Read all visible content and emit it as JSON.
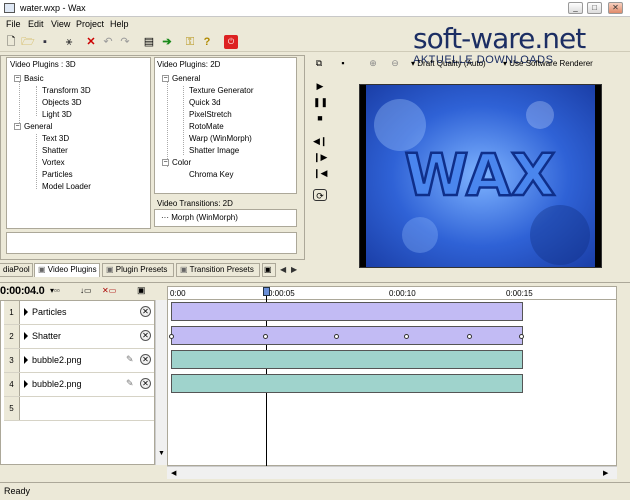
{
  "window": {
    "title": "water.wxp - Wax"
  },
  "menu": [
    "File",
    "Edit",
    "View",
    "Project",
    "Help"
  ],
  "watermark": {
    "brand": "soft-ware.net",
    "tagline": "AKTUELLE DOWNLOADS"
  },
  "panels": {
    "plugins3d": {
      "title": "Video Plugins : 3D",
      "groups": [
        {
          "label": "Basic",
          "items": [
            "Transform 3D",
            "Objects 3D",
            "Light 3D"
          ]
        },
        {
          "label": "General",
          "items": [
            "Text 3D",
            "Shatter",
            "Vortex",
            "Particles",
            "Model Loader"
          ]
        }
      ]
    },
    "plugins2d": {
      "title": "Video Plugins: 2D",
      "groups": [
        {
          "label": "General",
          "items": [
            "Texture Generator",
            "Quick 3d",
            "PixelStretch",
            "RotoMate",
            "Warp (WinMorph)",
            "Shatter Image"
          ]
        },
        {
          "label": "Color",
          "items": [
            "Chroma Key"
          ]
        }
      ]
    },
    "transitions2d": {
      "title": "Video Transitions: 2D",
      "items": [
        "Morph (WinMorph)"
      ]
    }
  },
  "tabs": [
    "diaPool",
    "Video Plugins",
    "Plugin Presets",
    "Transition Presets"
  ],
  "preview": {
    "quality_label": "Draft Quality (Auto)",
    "renderer_label": "Use Software Renderer",
    "frame_text": "WAX"
  },
  "timeline": {
    "current_time": "0:00:04.0",
    "ruler_labels": [
      "0:00",
      "0:00:05",
      "0:00:10",
      "0:00:15"
    ],
    "tracks": [
      {
        "number": "1",
        "name": "Particles",
        "type": "video"
      },
      {
        "number": "2",
        "name": "Shatter",
        "type": "video"
      },
      {
        "number": "3",
        "name": "bubble2.png",
        "type": "image"
      },
      {
        "number": "4",
        "name": "bubble2.png",
        "type": "image"
      },
      {
        "number": "5",
        "name": "",
        "type": "empty"
      }
    ]
  },
  "status": {
    "text": "Ready"
  },
  "colors": {
    "video_clip": "#c2bbf4",
    "image_clip": "#9fd3cc",
    "preview_blue": "#2f62d6"
  }
}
* * *
INSTRUCTIONS TO FOLLOW => Write out the records above exactly as they stand, leaving out every picture.

ANSWER TO THE EXERCISE =>
Read all visible content and emit it as JSON.
{
  "window": {
    "title": "water.wxp - Wax"
  },
  "menu": [
    "File",
    "Edit",
    "View",
    "Project",
    "Help"
  ],
  "watermark": {
    "brand": "soft-ware.net",
    "tagline": "AKTUELLE DOWNLOADS"
  },
  "panels": {
    "plugins3d": {
      "title": "Video Plugins : 3D",
      "groups": [
        {
          "label": "Basic",
          "items": [
            "Transform 3D",
            "Objects 3D",
            "Light 3D"
          ]
        },
        {
          "label": "General",
          "items": [
            "Text 3D",
            "Shatter",
            "Vortex",
            "Particles",
            "Model Loader"
          ]
        }
      ]
    },
    "plugins2d": {
      "title": "Video Plugins: 2D",
      "groups": [
        {
          "label": "General",
          "items": [
            "Texture Generator",
            "Quick 3d",
            "PixelStretch",
            "RotoMate",
            "Warp (WinMorph)",
            "Shatter Image"
          ]
        },
        {
          "label": "Color",
          "items": [
            "Chroma Key"
          ]
        }
      ]
    },
    "transitions2d": {
      "title": "Video Transitions: 2D",
      "items": [
        "Morph (WinMorph)"
      ]
    }
  },
  "tabs": [
    "diaPool",
    "Video Plugins",
    "Plugin Presets",
    "Transition Presets"
  ],
  "preview": {
    "quality_label": "Draft Quality (Auto)",
    "renderer_label": "Use Software Renderer",
    "frame_text": "WAX"
  },
  "timeline": {
    "current_time": "0:00:04.0",
    "ruler_labels": [
      "0:00",
      "0:00:05",
      "0:00:10",
      "0:00:15"
    ],
    "tracks": [
      {
        "number": "1",
        "name": "Particles",
        "type": "video"
      },
      {
        "number": "2",
        "name": "Shatter",
        "type": "video"
      },
      {
        "number": "3",
        "name": "bubble2.png",
        "type": "image"
      },
      {
        "number": "4",
        "name": "bubble2.png",
        "type": "image"
      },
      {
        "number": "5",
        "name": "",
        "type": "empty"
      }
    ]
  },
  "status": {
    "text": "Ready"
  },
  "colors": {
    "video_clip": "#c2bbf4",
    "image_clip": "#9fd3cc",
    "preview_blue": "#2f62d6"
  }
}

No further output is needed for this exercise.